Only lines with the string "name" matter here; gather them from the material below.
══ Entries ══
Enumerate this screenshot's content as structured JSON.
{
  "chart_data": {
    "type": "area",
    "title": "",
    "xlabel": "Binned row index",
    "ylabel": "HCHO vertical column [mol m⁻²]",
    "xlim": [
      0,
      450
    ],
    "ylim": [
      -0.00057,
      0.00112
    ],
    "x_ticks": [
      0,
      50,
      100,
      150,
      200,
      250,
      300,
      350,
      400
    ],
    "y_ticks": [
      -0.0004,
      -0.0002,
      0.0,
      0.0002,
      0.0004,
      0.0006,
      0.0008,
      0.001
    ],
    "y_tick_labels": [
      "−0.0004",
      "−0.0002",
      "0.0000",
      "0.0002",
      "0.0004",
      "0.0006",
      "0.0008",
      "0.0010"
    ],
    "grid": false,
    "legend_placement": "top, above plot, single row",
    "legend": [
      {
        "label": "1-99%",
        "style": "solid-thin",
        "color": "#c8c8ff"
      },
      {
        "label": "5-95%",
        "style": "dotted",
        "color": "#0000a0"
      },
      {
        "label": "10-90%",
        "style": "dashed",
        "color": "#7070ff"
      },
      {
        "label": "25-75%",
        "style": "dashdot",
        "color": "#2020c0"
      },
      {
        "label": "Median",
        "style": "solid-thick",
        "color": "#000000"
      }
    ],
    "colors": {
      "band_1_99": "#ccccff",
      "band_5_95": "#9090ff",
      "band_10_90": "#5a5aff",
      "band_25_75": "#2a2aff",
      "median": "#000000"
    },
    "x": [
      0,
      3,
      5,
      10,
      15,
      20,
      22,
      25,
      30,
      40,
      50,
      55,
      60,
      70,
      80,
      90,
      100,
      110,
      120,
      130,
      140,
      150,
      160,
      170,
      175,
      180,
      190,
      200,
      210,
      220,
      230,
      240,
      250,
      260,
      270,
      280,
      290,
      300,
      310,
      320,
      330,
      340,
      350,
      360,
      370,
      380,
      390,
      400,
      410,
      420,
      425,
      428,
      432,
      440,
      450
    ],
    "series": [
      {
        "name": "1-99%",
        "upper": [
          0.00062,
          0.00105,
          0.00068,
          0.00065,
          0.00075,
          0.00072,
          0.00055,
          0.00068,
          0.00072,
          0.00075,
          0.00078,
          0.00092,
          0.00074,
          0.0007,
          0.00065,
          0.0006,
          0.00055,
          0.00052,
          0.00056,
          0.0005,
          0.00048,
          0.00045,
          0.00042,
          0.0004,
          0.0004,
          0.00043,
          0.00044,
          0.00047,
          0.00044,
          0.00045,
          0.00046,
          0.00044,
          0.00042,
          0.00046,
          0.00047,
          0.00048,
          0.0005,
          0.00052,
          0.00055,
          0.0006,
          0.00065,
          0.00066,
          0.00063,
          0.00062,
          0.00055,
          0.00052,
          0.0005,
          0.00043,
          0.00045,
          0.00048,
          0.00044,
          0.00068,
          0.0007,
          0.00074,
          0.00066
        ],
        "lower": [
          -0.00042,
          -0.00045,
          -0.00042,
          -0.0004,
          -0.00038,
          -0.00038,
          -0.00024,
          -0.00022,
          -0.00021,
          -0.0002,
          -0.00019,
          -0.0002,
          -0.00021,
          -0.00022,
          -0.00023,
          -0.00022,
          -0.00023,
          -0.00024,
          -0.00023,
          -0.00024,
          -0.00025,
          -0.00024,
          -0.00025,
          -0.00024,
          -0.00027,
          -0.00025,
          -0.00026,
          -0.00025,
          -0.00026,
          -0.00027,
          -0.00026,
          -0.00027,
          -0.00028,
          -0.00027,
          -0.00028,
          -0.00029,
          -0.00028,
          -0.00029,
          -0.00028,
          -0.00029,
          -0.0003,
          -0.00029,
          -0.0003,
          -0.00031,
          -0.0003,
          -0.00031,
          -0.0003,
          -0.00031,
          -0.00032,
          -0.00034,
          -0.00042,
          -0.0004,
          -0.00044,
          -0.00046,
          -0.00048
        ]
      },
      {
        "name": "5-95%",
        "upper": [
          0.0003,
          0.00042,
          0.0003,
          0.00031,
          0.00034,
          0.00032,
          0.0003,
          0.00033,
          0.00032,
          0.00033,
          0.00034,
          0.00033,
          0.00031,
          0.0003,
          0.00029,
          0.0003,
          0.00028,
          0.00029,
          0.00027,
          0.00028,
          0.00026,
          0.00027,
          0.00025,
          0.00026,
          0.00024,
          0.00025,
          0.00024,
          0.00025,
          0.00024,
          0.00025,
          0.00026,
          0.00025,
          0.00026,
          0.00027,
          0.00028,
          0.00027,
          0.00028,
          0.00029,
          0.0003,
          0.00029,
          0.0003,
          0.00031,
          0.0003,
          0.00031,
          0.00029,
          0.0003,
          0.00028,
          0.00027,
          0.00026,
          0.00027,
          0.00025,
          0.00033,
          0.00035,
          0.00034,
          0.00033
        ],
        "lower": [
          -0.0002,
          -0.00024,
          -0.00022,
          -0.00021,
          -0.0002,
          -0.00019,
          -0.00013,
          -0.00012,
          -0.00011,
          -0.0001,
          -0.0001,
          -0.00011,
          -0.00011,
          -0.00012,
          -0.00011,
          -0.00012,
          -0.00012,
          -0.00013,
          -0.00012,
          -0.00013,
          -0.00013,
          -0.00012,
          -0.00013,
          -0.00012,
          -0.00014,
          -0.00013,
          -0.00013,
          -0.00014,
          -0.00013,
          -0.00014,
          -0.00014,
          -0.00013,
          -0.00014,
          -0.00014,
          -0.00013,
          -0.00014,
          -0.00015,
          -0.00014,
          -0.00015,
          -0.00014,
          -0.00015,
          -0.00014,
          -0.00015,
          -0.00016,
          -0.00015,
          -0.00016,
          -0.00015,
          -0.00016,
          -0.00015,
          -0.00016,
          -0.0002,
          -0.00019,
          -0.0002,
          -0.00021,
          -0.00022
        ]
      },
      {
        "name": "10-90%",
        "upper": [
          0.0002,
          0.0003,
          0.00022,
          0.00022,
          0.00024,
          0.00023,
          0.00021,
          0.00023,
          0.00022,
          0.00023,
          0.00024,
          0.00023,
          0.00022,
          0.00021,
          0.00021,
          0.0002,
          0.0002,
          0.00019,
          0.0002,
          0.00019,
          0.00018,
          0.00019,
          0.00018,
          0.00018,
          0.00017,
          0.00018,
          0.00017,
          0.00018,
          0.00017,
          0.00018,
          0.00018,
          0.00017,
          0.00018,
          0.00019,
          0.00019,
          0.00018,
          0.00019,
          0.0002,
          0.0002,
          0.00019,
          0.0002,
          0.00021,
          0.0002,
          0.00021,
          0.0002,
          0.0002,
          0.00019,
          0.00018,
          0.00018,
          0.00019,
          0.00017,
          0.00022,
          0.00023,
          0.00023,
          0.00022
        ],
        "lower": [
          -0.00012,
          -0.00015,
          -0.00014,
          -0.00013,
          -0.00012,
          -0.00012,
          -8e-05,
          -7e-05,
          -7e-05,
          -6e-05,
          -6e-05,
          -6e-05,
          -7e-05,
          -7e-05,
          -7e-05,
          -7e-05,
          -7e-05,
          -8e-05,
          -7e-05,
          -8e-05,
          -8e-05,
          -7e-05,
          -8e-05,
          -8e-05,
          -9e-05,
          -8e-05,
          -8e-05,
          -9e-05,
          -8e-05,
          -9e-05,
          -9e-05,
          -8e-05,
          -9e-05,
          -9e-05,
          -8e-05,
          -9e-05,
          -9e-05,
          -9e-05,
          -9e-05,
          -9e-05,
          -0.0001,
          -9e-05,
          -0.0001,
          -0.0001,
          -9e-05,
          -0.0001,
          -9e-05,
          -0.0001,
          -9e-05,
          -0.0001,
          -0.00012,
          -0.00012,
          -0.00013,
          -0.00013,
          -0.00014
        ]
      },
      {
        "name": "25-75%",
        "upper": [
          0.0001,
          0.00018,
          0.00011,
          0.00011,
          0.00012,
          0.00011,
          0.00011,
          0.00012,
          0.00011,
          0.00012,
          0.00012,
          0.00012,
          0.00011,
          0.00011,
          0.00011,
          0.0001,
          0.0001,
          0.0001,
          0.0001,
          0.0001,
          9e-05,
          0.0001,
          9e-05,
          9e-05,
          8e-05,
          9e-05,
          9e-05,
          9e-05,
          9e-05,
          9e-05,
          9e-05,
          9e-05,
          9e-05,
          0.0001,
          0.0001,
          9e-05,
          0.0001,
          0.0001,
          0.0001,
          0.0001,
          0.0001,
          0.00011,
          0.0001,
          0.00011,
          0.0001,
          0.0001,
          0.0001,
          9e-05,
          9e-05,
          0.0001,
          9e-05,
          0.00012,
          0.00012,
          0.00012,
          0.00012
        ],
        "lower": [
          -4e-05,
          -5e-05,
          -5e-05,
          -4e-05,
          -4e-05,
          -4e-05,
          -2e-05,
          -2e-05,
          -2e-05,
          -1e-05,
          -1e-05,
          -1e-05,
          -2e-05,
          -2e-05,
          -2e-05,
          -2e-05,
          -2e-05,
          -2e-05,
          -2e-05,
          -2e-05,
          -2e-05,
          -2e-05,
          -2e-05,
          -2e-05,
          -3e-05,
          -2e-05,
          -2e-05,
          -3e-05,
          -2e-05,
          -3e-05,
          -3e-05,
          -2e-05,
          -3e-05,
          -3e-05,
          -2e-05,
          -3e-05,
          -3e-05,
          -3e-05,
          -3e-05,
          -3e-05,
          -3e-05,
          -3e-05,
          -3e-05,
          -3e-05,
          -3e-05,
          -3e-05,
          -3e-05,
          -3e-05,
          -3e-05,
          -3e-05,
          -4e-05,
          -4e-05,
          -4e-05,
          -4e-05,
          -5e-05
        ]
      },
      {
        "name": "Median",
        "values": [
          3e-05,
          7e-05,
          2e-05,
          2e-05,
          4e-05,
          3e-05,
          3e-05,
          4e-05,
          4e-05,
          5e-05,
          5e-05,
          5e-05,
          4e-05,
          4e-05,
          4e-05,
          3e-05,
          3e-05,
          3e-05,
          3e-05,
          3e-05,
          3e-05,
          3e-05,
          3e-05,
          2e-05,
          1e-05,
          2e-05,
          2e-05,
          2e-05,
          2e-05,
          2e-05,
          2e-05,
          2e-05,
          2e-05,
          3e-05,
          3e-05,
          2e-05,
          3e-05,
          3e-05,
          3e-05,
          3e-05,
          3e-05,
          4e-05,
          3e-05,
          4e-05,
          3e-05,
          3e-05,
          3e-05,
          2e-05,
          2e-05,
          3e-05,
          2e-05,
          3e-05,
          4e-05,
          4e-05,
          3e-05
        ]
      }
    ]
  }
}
═══
--- Result of the exercise ---
        "name": "1-99%",
        "name": "5-95%",
        "name": "10-90%",
        "name": "25-75%",
        "name": "Median",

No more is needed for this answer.